Goal: Which lines hold the word "adhesion"? Copy each one.

Data entries:
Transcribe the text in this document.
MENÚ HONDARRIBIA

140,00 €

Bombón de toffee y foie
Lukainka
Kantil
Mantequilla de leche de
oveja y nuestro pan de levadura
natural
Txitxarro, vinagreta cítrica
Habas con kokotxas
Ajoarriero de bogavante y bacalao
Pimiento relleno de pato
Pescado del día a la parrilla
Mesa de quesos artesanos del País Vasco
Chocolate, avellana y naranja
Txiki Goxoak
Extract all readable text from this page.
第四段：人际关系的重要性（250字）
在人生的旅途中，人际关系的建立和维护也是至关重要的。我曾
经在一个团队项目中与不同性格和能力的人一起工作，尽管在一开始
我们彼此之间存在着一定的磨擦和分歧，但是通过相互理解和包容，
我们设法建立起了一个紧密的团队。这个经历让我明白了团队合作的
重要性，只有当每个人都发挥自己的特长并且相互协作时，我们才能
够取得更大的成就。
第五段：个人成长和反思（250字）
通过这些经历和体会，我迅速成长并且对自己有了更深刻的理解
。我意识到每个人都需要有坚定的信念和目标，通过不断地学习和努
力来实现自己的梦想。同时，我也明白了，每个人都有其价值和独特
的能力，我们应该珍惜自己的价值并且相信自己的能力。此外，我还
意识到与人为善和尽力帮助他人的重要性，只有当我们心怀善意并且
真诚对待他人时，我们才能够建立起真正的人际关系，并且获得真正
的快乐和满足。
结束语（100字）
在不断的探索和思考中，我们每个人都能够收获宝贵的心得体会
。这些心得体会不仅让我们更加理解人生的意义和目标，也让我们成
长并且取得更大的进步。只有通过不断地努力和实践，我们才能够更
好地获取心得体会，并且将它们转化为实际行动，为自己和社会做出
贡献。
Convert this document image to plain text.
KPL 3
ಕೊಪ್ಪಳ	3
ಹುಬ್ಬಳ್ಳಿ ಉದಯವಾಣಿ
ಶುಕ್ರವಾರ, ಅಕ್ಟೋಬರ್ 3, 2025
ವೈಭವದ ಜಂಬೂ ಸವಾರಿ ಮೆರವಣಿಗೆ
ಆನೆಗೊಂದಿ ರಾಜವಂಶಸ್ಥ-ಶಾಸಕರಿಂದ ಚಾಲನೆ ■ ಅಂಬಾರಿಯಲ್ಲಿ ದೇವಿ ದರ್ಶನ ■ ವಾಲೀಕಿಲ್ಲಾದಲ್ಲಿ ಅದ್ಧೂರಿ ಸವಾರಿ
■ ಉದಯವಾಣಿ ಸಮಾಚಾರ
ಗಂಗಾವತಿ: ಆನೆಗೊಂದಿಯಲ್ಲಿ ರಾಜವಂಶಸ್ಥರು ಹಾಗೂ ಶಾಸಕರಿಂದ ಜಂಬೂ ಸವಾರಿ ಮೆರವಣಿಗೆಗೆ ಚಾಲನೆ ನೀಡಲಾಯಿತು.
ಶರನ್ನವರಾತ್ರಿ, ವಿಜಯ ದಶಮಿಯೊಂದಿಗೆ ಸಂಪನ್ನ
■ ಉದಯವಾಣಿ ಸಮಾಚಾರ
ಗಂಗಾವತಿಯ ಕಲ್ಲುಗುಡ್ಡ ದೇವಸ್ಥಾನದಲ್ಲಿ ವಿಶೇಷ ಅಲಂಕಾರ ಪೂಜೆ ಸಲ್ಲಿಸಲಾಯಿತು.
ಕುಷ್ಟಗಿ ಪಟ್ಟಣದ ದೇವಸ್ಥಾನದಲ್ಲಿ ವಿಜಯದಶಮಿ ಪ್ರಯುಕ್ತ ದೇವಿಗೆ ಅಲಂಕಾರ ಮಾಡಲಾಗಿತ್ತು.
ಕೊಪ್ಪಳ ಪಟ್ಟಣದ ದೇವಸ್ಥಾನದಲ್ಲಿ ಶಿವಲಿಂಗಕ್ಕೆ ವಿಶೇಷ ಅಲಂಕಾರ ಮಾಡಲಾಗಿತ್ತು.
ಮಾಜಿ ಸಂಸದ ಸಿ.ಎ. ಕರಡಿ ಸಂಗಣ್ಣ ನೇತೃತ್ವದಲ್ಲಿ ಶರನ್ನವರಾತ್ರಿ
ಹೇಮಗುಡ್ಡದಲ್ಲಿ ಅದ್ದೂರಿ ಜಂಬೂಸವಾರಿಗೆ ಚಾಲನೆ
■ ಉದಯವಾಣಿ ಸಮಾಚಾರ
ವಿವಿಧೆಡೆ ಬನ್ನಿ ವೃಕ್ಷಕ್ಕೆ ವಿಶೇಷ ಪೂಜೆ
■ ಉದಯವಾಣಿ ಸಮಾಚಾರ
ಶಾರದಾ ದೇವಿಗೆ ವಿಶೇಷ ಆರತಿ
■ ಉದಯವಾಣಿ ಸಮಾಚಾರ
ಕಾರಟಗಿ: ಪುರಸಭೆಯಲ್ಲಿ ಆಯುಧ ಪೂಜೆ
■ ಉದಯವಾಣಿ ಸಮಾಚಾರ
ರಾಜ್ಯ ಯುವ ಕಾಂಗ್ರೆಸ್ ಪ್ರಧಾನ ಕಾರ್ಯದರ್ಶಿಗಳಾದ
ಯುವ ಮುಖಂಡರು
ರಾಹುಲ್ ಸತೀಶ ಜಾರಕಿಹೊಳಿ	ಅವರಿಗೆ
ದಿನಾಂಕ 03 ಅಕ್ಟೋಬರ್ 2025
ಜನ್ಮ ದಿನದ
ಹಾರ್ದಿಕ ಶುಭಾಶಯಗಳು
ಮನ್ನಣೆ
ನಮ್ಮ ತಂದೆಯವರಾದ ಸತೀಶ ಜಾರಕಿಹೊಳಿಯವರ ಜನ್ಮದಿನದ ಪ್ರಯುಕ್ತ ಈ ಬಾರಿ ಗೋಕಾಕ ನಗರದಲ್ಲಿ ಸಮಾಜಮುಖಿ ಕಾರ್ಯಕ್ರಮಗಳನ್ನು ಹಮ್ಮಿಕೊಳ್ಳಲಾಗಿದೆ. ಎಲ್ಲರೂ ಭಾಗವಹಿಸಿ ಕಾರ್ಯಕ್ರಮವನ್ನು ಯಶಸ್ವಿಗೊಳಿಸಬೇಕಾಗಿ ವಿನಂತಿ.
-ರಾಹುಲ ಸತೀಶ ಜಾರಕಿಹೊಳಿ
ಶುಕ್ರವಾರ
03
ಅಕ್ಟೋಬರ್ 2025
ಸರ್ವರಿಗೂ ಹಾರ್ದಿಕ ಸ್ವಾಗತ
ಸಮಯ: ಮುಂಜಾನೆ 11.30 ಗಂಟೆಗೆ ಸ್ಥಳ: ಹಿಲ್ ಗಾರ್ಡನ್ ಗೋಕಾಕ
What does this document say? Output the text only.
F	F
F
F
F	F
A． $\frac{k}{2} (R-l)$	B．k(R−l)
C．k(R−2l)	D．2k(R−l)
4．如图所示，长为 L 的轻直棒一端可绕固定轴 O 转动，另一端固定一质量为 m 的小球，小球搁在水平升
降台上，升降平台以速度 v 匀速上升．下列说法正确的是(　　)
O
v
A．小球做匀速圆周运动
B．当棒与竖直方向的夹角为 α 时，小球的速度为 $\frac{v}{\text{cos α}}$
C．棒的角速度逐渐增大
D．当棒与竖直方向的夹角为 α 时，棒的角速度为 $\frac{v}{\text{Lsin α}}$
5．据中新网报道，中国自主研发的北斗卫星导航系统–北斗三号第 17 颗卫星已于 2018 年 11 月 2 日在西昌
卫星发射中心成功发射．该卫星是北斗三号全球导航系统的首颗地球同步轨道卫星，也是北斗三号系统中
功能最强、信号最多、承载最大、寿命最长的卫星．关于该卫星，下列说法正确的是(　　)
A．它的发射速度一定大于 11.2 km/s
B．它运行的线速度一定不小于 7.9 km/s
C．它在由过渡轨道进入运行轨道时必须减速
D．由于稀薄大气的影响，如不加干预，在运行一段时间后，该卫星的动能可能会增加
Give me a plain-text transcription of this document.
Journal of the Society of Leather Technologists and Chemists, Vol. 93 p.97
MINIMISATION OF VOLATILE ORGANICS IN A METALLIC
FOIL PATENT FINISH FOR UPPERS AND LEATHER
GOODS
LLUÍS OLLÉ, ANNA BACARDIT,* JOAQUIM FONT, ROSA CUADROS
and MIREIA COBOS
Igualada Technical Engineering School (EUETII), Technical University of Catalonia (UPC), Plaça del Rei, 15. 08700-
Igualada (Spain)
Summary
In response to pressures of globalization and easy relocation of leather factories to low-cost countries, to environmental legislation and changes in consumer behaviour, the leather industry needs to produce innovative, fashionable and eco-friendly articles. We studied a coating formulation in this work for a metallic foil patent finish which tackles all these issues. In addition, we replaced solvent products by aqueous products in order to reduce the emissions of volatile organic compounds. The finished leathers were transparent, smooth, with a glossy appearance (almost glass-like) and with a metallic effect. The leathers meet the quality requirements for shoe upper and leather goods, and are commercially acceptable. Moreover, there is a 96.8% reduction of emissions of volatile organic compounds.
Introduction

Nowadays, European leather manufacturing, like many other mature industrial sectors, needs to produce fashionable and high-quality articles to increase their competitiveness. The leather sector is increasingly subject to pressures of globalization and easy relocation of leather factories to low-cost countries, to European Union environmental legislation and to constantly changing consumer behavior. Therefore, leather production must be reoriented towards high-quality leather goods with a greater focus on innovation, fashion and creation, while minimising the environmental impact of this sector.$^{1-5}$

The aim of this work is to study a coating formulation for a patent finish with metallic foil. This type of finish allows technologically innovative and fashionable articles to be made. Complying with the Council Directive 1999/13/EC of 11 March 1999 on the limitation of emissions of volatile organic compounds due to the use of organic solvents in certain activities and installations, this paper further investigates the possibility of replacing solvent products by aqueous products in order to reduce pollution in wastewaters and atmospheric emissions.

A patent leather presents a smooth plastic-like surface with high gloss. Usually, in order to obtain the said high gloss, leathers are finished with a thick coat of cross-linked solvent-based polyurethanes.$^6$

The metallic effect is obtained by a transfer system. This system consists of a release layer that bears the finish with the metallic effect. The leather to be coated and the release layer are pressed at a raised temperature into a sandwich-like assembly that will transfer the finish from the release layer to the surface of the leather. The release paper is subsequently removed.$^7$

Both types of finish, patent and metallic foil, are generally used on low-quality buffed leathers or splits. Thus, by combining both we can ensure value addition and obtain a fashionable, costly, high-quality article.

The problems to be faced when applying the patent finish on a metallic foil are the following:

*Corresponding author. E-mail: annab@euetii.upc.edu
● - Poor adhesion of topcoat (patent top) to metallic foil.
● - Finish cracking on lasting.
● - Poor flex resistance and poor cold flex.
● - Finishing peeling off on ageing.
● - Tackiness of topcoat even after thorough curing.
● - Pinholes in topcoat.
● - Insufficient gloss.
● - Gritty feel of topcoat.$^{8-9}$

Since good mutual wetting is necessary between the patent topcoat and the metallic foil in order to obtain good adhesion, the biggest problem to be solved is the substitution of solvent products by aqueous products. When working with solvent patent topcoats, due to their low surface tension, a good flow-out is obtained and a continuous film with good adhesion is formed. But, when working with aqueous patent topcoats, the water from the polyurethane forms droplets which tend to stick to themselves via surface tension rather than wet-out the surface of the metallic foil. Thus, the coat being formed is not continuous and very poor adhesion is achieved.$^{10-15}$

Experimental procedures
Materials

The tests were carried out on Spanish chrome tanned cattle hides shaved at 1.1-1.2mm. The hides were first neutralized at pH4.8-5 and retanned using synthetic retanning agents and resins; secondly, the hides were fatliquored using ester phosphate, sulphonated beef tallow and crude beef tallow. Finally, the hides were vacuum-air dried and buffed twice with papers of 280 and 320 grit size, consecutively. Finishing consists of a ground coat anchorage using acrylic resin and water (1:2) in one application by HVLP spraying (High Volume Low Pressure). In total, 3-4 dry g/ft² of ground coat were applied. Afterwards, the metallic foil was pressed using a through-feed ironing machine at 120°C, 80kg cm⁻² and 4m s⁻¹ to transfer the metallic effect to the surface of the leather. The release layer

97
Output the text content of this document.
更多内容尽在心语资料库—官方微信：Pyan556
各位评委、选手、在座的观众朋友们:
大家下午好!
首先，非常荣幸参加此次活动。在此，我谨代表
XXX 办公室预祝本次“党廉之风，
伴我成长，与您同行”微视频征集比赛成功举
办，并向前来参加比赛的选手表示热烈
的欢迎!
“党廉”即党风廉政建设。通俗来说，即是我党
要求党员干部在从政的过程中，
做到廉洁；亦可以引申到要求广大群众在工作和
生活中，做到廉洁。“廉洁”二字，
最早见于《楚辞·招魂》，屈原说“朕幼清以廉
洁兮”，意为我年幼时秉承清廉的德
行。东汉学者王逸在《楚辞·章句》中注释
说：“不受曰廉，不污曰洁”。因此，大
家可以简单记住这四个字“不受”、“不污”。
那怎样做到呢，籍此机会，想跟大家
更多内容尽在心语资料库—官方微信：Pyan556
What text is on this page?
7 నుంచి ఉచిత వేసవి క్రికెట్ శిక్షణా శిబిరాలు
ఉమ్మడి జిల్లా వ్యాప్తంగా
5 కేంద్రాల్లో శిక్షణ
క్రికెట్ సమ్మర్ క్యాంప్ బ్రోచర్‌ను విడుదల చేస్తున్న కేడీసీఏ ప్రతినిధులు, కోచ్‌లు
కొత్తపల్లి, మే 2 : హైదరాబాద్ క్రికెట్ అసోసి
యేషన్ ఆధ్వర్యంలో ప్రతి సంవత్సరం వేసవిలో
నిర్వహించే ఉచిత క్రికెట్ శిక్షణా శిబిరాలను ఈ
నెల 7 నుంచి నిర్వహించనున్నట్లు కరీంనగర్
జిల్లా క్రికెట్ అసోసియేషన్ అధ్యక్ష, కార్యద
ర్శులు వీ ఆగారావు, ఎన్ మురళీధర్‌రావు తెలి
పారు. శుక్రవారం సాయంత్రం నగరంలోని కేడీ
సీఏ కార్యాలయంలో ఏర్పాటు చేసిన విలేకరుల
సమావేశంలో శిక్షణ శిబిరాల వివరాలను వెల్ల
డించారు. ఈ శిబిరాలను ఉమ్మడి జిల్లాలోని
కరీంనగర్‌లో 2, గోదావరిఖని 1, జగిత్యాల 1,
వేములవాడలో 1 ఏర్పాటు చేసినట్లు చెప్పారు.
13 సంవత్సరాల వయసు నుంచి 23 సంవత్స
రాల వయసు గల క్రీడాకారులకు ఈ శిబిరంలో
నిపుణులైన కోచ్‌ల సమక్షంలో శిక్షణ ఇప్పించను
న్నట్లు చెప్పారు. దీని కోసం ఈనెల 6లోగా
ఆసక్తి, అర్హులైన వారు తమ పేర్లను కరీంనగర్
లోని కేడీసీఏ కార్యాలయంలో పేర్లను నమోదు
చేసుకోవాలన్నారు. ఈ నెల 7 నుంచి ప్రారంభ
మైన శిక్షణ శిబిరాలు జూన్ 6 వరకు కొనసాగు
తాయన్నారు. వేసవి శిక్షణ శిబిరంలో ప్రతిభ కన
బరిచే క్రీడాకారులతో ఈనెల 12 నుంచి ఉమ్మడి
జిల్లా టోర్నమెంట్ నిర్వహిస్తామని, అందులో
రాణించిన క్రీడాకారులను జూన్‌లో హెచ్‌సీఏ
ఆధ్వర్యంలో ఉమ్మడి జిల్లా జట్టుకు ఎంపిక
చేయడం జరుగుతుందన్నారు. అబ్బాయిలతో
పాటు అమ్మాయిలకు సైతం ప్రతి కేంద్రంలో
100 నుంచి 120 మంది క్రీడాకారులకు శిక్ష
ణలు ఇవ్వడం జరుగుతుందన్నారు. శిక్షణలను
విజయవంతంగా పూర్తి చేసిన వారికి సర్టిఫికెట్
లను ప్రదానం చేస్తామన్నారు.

Final result:
● - Poor adhesion of topcoat (patent top) to metallic foil.
Since good mutual wetting is necessary between the patent topcoat and the metallic foil in order to obtain good adhesion, the biggest problem to be solved is the substitution of solvent products by aqueous products. When working with solvent patent topcoats, due to their low surface tension, a good flow-out is obtained and a continuous film with good adhesion is formed. But, when working with aqueous patent topcoats, the water from the polyurethane forms droplets which tend to stick to themselves via surface tension rather than wet-out the surface of the metallic foil. Thus, the coat being formed is not continuous and very poor adhesion is achieved.$^{10-15}$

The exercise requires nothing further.